**What is needed:**
Return all of the entries exactly as written.

**Collected data:**
● ● ●

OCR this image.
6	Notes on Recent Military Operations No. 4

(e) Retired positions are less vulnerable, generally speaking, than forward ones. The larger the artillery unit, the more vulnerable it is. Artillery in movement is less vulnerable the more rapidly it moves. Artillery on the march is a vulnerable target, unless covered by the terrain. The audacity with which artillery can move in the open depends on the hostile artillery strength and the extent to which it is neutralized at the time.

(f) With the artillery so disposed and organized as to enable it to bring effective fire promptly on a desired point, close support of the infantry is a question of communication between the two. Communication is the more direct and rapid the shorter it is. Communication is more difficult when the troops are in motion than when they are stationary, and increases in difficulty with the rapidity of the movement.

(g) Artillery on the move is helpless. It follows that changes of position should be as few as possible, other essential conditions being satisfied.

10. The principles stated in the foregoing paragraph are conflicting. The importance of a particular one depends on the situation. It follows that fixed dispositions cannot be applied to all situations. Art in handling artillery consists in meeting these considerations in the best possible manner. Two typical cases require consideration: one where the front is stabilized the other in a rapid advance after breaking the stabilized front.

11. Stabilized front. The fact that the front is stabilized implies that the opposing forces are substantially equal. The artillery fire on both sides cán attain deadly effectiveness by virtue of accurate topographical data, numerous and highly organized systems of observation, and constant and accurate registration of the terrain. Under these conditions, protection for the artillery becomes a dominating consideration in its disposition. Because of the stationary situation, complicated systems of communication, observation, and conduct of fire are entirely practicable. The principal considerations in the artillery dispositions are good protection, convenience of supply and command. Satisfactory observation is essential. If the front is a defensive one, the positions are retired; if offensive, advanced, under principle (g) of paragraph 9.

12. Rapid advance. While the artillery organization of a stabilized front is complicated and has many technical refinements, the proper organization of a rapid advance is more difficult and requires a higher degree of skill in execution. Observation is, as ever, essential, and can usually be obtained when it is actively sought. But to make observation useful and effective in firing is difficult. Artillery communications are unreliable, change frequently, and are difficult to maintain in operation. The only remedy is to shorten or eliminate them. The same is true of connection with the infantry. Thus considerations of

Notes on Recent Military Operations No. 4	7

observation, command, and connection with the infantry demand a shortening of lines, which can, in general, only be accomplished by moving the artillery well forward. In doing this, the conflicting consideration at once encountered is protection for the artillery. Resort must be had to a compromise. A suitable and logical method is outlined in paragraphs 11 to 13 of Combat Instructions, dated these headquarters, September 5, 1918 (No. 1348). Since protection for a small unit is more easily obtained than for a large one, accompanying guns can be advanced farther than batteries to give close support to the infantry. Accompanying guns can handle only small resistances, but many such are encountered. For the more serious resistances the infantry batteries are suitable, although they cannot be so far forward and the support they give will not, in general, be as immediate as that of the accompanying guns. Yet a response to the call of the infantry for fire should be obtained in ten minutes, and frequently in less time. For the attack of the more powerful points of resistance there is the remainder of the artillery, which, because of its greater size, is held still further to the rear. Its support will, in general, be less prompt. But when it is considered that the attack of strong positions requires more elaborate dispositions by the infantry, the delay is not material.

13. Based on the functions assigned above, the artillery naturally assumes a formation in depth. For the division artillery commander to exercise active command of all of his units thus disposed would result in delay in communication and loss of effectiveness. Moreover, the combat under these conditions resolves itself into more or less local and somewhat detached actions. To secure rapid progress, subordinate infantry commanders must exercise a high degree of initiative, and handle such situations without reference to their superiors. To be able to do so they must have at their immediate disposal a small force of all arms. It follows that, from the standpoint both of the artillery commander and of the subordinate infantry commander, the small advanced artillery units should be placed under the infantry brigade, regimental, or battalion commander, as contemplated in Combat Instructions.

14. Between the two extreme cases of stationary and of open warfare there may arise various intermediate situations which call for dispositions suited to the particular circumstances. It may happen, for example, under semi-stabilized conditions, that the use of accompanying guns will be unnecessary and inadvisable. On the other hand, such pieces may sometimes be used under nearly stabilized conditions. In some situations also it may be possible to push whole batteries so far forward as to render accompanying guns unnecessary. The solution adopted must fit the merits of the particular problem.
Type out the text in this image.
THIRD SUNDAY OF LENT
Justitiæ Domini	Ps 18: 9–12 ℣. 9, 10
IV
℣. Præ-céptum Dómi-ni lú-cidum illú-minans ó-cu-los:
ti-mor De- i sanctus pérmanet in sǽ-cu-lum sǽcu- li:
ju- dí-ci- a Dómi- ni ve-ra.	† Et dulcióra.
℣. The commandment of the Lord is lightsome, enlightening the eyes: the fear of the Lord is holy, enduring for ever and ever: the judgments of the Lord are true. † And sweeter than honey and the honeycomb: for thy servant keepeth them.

● ● ●

**Exercise response:**
OCR this image.
6	Notes on Recent Military Operations No. 4

(e) Retired positions are less vulnerable, generally speaking, than forward ones. The larger the artillery unit, the more vulnerable it is. Artillery in movement is less vulnerable the more rapidly it moves. Artillery on the march is a vulnerable target, unless covered by the terrain. The audacity with which artillery can move in the open depends on the hostile artillery strength and the extent to which it is neutralized at the time.

(f) With the artillery so disposed and organized as to enable it to bring effective fire promptly on a desired point, close support of the infantry is a question of communication between the two. Communication is the more direct and rapid the shorter it is. Communication is more difficult when the troops are in motion than when they are stationary, and increases in difficulty with the rapidity of the movement.

(g) Artillery on the move is helpless. It follows that changes of position should be as few as possible, other essential conditions being satisfied.

10. The principles stated in the foregoing paragraph are conflicting. The importance of a particular one depends on the situation. It follows that fixed dispositions cannot be applied to all situations. Art in handling artillery consists in meeting these considerations in the best possible manner. Two typical cases require consideration: one where the front is stabilized the other in a rapid advance after breaking the stabilized front.

11. Stabilized front. The fact that the front is stabilized implies that the opposing forces are substantially equal. The artillery fire on both sides cán attain deadly effectiveness by virtue of accurate topographical data, numerous and highly organized systems of observation, and constant and accurate registration of the terrain. Under these conditions, protection for the artillery becomes a dominating consideration in its disposition. Because of the stationary situation, complicated systems of communication, observation, and conduct of fire are entirely practicable. The principal considerations in the artillery dispositions are good protection, convenience of supply and command. Satisfactory observation is essential. If the front is a defensive one, the positions are retired; if offensive, advanced, under principle (g) of paragraph 9.

12. Rapid advance. While the artillery organization of a stabilized front is complicated and has many technical refinements, the proper organization of a rapid advance is more difficult and requires a higher degree of skill in execution. Observation is, as ever, essential, and can usually be obtained when it is actively sought. But to make observation useful and effective in firing is difficult. Artillery communications are unreliable, change frequently, and are difficult to maintain in operation. The only remedy is to shorten or eliminate them. The same is true of connection with the infantry. Thus considerations of

Notes on Recent Military Operations No. 4	7

observation, command, and connection with the infantry demand a shortening of lines, which can, in general, only be accomplished by moving the artillery well forward. In doing this, the conflicting consideration at once encountered is protection for the artillery. Resort must be had to a compromise. A suitable and logical method is outlined in paragraphs 11 to 13 of Combat Instructions, dated these headquarters, September 5, 1918 (No. 1348). Since protection for a small unit is more easily obtained than for a large one, accompanying guns can be advanced farther than batteries to give close support to the infantry. Accompanying guns can handle only small resistances, but many such are encountered. For the more serious resistances the infantry batteries are suitable, although they cannot be so far forward and the support they give will not, in general, be as immediate as that of the accompanying guns. Yet a response to the call of the infantry for fire should be obtained in ten minutes, and frequently in less time. For the attack of the more powerful points of resistance there is the remainder of the artillery, which, because of its greater size, is held still further to the rear. Its support will, in general, be less prompt. But when it is considered that the attack of strong positions requires more elaborate dispositions by the infantry, the delay is not material.

13. Based on the functions assigned above, the artillery naturally assumes a formation in depth. For the division artillery commander to exercise active command of all of his units thus disposed would result in delay in communication and loss of effectiveness. Moreover, the combat under these conditions resolves itself into more or less local and somewhat detached actions. To secure rapid progress, subordinate infantry commanders must exercise a high degree of initiative, and handle such situations without reference to their superiors. To be able to do so they must have at their immediate disposal a small force of all arms. It follows that, from the standpoint both of the artillery commander and of the subordinate infantry commander, the small advanced artillery units should be placed under the infantry brigade, regimental, or battalion commander, as contemplated in Combat Instructions.

14. Between the two extreme cases of stationary and of open warfare there may arise various intermediate situations which call for dispositions suited to the particular circumstances. It may happen, for example, under semi-stabilized conditions, that the use of accompanying guns will be unnecessary and inadvisable. On the other hand, such pieces may sometimes be used under nearly stabilized conditions. In some situations also it may be possible to push whole batteries so far forward as to render accompanying guns unnecessary. The solution adopted must fit the merits of the particular problem.
Type out the text in this image.
THIRD SUNDAY OF LENT
Justitiæ Domini	Ps 18: 9–12 ℣. 9, 10
IV
℣. Præ-céptum Dómi-ni lú-cidum illú-minans ó-cu-los:
ti-mor De- i sanctus pérmanet in sǽ-cu-lum sǽcu- li:
ju- dí-ci- a Dómi- ni ve-ra.	† Et dulcióra.
℣. The commandment of the Lord is lightsome, enlightening the eyes: the fear of the Lord is holy, enduring for ever and ever: the judgments of the Lord are true. † And sweeter than honey and the honeycomb: for thy servant keepeth them.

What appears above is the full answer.